» **Prompt**:
Edit the stretch of the listing from the line containing "data-point (196, 255, 200, 259)" through the line containing "data-point (301, 232, 305, 237)" by changing "x-tick-label" to "x-axis-label" and leaving everything else as it is. Return only those lines.

Element placement data
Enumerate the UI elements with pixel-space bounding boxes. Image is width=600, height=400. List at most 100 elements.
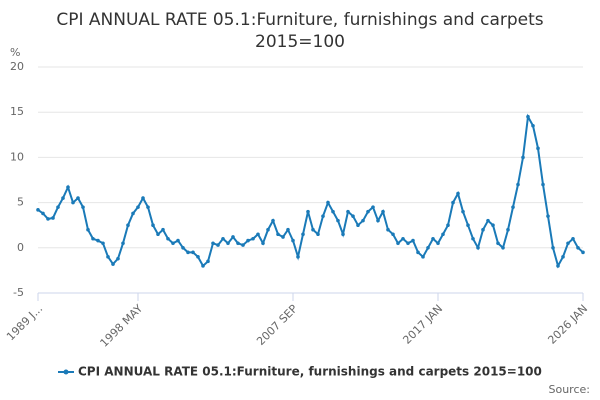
data-point (196, 255, 200, 259)
data-point (91, 236, 95, 241)
data-point (441, 232, 445, 237)
data-point (236, 241, 240, 246)
data-point (76, 196, 80, 200)
data-point (121, 241, 125, 246)
x-tick-label: 2026 JAN (545, 302, 590, 347)
data-point (556, 264, 560, 268)
data-point (156, 232, 160, 237)
data-point (166, 236, 170, 241)
data-point (571, 236, 575, 241)
data-point (366, 209, 370, 214)
data-point (476, 246, 480, 250)
data-point (391, 232, 395, 237)
data-point (151, 223, 155, 227)
legend-label: CPI ANNUAL RATE 05.1:Furniture, furnishi… (78, 365, 542, 379)
data-point (421, 255, 425, 259)
data-point (416, 250, 420, 255)
data-point (311, 227, 315, 232)
y-tick-label: 10 (10, 150, 24, 163)
data-point (56, 205, 60, 209)
data-point (81, 205, 85, 209)
data-point (356, 223, 360, 227)
series-line (37, 113, 584, 269)
data-point (551, 246, 555, 250)
chart-title: CPI ANNUAL RATE 05.1:Furniture, furnishi… (56, 10, 543, 30)
data-point (261, 241, 265, 246)
data-point (501, 246, 505, 250)
chart-subtitle: 2015=100 (255, 32, 345, 52)
data-point (186, 250, 190, 255)
data-point (491, 223, 495, 227)
data-point (161, 227, 165, 232)
legend-marker (63, 369, 69, 375)
data-point (66, 185, 70, 190)
data-point (371, 205, 375, 209)
data-point (201, 264, 205, 268)
data-point (51, 216, 55, 220)
x-tick-label: 2007 SEP (254, 302, 300, 348)
data-point (111, 262, 115, 266)
data-point (211, 241, 215, 246)
data-point (301, 232, 305, 237)
data-point (386, 227, 390, 232)
data-point (61, 196, 65, 200)
y-tick-label: 20 (10, 60, 24, 73)
data-point (281, 235, 285, 239)
y-tick-label: 15 (10, 105, 24, 118)
data-point (246, 238, 250, 243)
data-point (446, 223, 450, 227)
data-point (406, 241, 410, 246)
data-point (316, 232, 320, 237)
data-point (376, 218, 380, 223)
data-point (471, 236, 475, 241)
data-point (106, 255, 110, 259)
data-point (296, 255, 300, 259)
data-point (531, 123, 535, 128)
data-point (96, 238, 100, 243)
data-point (436, 241, 440, 246)
data-point (576, 246, 580, 250)
data-point (181, 246, 185, 250)
y-axis-label: % (10, 46, 20, 59)
data-point (521, 155, 525, 160)
data-point (231, 235, 235, 239)
data-point (361, 218, 365, 223)
data-point (381, 209, 385, 214)
data-point (266, 227, 270, 232)
y-tick-label: -5 (13, 286, 24, 299)
data-point (221, 236, 225, 241)
y-tick-label: 0 (17, 241, 24, 254)
data-point (321, 214, 325, 218)
data-point (451, 200, 455, 205)
data-point (141, 196, 145, 200)
data-point (136, 205, 140, 209)
data-point (411, 238, 415, 243)
y-tick-label: 5 (17, 196, 24, 209)
data-point (36, 208, 40, 212)
data-point (271, 218, 275, 223)
data-point (456, 191, 460, 196)
data-point (116, 256, 120, 261)
data-point (331, 209, 335, 214)
data-point (511, 205, 515, 209)
data-point (336, 218, 340, 223)
data-point (326, 200, 330, 205)
data-point (566, 241, 570, 246)
data-point (486, 218, 490, 223)
data-point (126, 223, 130, 227)
data-point (351, 214, 355, 218)
data-point (581, 250, 585, 255)
x-tick-label: 2017 JAN (400, 302, 445, 347)
data-point (396, 241, 400, 246)
data-point (561, 255, 565, 259)
data-point (41, 211, 45, 216)
data-point (256, 232, 260, 237)
data-point (306, 209, 310, 214)
data-point (276, 232, 280, 237)
source: Source: (549, 383, 591, 396)
data-point (46, 217, 50, 221)
data-point (226, 241, 230, 246)
data-point (541, 182, 545, 187)
data-point (426, 246, 430, 250)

» **Worked answer**:
data-point (196, 255, 200, 259)
data-point (91, 236, 95, 241)
data-point (441, 232, 445, 237)
data-point (236, 241, 240, 246)
data-point (76, 196, 80, 200)
data-point (121, 241, 125, 246)
x-axis-label: 2026 JAN (545, 302, 590, 347)
data-point (556, 264, 560, 268)
data-point (156, 232, 160, 237)
data-point (166, 236, 170, 241)
data-point (571, 236, 575, 241)
data-point (366, 209, 370, 214)
data-point (476, 246, 480, 250)
data-point (391, 232, 395, 237)
data-point (151, 223, 155, 227)
legend-label: CPI ANNUAL RATE 05.1:Furniture, furnishi… (78, 365, 542, 379)
data-point (421, 255, 425, 259)
data-point (416, 250, 420, 255)
data-point (311, 227, 315, 232)
y-tick-label: 10 (10, 150, 24, 163)
data-point (56, 205, 60, 209)
data-point (81, 205, 85, 209)
data-point (356, 223, 360, 227)
series-line (37, 113, 584, 269)
data-point (551, 246, 555, 250)
chart-title: CPI ANNUAL RATE 05.1:Furniture, furnishi… (56, 10, 543, 30)
data-point (261, 241, 265, 246)
data-point (501, 246, 505, 250)
chart-subtitle: 2015=100 (255, 32, 345, 52)
data-point (186, 250, 190, 255)
data-point (491, 223, 495, 227)
data-point (161, 227, 165, 232)
legend-marker (63, 369, 69, 375)
data-point (66, 185, 70, 190)
data-point (371, 205, 375, 209)
data-point (201, 264, 205, 268)
data-point (51, 216, 55, 220)
x-axis-label: 2007 SEP (254, 302, 300, 348)
data-point (111, 262, 115, 266)
data-point (211, 241, 215, 246)
data-point (301, 232, 305, 237)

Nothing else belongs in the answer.